The exercise:
Every line below is to be quoted exactly, with nothing added or dropped.

Material for this exercise:
- - - -

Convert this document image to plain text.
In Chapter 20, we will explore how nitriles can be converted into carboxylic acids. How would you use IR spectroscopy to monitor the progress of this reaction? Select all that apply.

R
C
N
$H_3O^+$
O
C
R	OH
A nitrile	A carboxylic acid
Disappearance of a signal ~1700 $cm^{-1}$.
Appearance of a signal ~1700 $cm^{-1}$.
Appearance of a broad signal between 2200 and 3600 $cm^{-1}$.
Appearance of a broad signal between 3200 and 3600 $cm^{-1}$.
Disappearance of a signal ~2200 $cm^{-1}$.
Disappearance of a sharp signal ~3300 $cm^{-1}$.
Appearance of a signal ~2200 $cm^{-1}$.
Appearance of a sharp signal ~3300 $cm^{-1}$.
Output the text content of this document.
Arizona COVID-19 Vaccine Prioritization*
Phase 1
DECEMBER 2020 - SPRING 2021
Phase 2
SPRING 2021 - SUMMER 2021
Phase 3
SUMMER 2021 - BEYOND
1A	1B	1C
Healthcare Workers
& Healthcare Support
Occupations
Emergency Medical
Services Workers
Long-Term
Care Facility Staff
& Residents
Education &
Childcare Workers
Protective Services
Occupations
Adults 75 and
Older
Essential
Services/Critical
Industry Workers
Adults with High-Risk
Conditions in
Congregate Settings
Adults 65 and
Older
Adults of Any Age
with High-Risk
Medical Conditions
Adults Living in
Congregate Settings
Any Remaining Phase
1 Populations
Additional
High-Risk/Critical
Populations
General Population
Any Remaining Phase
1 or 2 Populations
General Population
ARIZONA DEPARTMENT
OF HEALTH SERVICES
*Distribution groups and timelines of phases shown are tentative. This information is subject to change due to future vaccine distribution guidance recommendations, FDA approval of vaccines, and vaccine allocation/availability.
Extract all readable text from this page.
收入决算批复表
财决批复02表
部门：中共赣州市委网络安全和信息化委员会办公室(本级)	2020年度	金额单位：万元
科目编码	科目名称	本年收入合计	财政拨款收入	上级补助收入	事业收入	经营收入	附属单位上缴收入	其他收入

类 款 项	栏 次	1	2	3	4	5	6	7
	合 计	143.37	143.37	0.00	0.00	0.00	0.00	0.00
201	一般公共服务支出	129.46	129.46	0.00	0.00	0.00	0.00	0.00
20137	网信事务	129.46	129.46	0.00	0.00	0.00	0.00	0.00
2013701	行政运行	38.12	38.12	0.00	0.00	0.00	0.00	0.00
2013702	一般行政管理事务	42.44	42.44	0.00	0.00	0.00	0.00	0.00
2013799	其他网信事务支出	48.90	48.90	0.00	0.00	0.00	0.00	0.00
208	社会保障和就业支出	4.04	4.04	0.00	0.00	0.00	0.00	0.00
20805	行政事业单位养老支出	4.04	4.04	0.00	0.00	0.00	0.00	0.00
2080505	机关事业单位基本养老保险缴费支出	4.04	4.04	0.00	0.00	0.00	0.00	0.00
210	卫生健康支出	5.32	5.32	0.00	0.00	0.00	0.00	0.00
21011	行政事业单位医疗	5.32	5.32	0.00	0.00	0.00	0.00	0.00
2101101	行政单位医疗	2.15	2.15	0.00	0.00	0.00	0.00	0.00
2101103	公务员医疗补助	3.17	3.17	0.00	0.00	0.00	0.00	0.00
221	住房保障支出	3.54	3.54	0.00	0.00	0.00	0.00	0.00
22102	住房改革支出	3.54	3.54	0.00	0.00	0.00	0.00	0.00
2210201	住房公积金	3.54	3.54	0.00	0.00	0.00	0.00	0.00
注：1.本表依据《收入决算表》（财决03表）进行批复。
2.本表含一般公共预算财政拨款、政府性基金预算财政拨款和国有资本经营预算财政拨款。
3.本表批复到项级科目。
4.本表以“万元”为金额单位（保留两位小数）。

- - - -

Exercise result:
Convert this document image to plain text.
In Chapter 20, we will explore how nitriles can be converted into carboxylic acids. How would you use IR spectroscopy to monitor the progress of this reaction? Select all that apply.

R
C
N
$H_3O^+$
O
C
R	OH
A nitrile	A carboxylic acid
Disappearance of a signal ~1700 $cm^{-1}$.
Appearance of a signal ~1700 $cm^{-1}$.
Appearance of a broad signal between 2200 and 3600 $cm^{-1}$.
Appearance of a broad signal between 3200 and 3600 $cm^{-1}$.
Disappearance of a signal ~2200 $cm^{-1}$.
Disappearance of a sharp signal ~3300 $cm^{-1}$.
Appearance of a signal ~2200 $cm^{-1}$.
Appearance of a sharp signal ~3300 $cm^{-1}$.
Output the text content of this document.
Arizona COVID-19 Vaccine Prioritization*
Phase 1
DECEMBER 2020 - SPRING 2021
Phase 2
SPRING 2021 - SUMMER 2021
Phase 3
SUMMER 2021 - BEYOND
1A	1B	1C
Healthcare Workers
& Healthcare Support
Occupations
Emergency Medical
Services Workers
Long-Term
Care Facility Staff
& Residents
Education &
Childcare Workers
Protective Services
Occupations
Adults 75 and
Older
Essential
Services/Critical
Industry Workers
Adults with High-Risk
Conditions in
Congregate Settings
Adults 65 and
Older
Adults of Any Age
with High-Risk
Medical Conditions
Adults Living in
Congregate Settings
Any Remaining Phase
1 Populations
Additional
High-Risk/Critical
Populations
General Population
Any Remaining Phase
1 or 2 Populations
General Population
ARIZONA DEPARTMENT
OF HEALTH SERVICES
*Distribution groups and timelines of phases shown are tentative. This information is subject to change due to future vaccine distribution guidance recommendations, FDA approval of vaccines, and vaccine allocation/availability.
Extract all readable text from this page.
收入决算批复表
财决批复02表
部门：中共赣州市委网络安全和信息化委员会办公室(本级)	2020年度	金额单位：万元
科目编码	科目名称	本年收入合计	财政拨款收入	上级补助收入	事业收入	经营收入	附属单位上缴收入	其他收入

类 款 项	栏 次	1	2	3	4	5	6	7
	合 计	143.37	143.37	0.00	0.00	0.00	0.00	0.00
201	一般公共服务支出	129.46	129.46	0.00	0.00	0.00	0.00	0.00
20137	网信事务	129.46	129.46	0.00	0.00	0.00	0.00	0.00
2013701	行政运行	38.12	38.12	0.00	0.00	0.00	0.00	0.00
2013702	一般行政管理事务	42.44	42.44	0.00	0.00	0.00	0.00	0.00
2013799	其他网信事务支出	48.90	48.90	0.00	0.00	0.00	0.00	0.00
208	社会保障和就业支出	4.04	4.04	0.00	0.00	0.00	0.00	0.00
20805	行政事业单位养老支出	4.04	4.04	0.00	0.00	0.00	0.00	0.00
2080505	机关事业单位基本养老保险缴费支出	4.04	4.04	0.00	0.00	0.00	0.00	0.00
210	卫生健康支出	5.32	5.32	0.00	0.00	0.00	0.00	0.00
21011	行政事业单位医疗	5.32	5.32	0.00	0.00	0.00	0.00	0.00
2101101	行政单位医疗	2.15	2.15	0.00	0.00	0.00	0.00	0.00
2101103	公务员医疗补助	3.17	3.17	0.00	0.00	0.00	0.00	0.00
221	住房保障支出	3.54	3.54	0.00	0.00	0.00	0.00	0.00
22102	住房改革支出	3.54	3.54	0.00	0.00	0.00	0.00	0.00
2210201	住房公积金	3.54	3.54	0.00	0.00	0.00	0.00	0.00
注：1.本表依据《收入决算表》（财决03表）进行批复。
2.本表含一般公共预算财政拨款、政府性基金预算财政拨款和国有资本经营预算财政拨款。
3.本表批复到项级科目。
4.本表以“万元”为金额单位（保留两位小数）。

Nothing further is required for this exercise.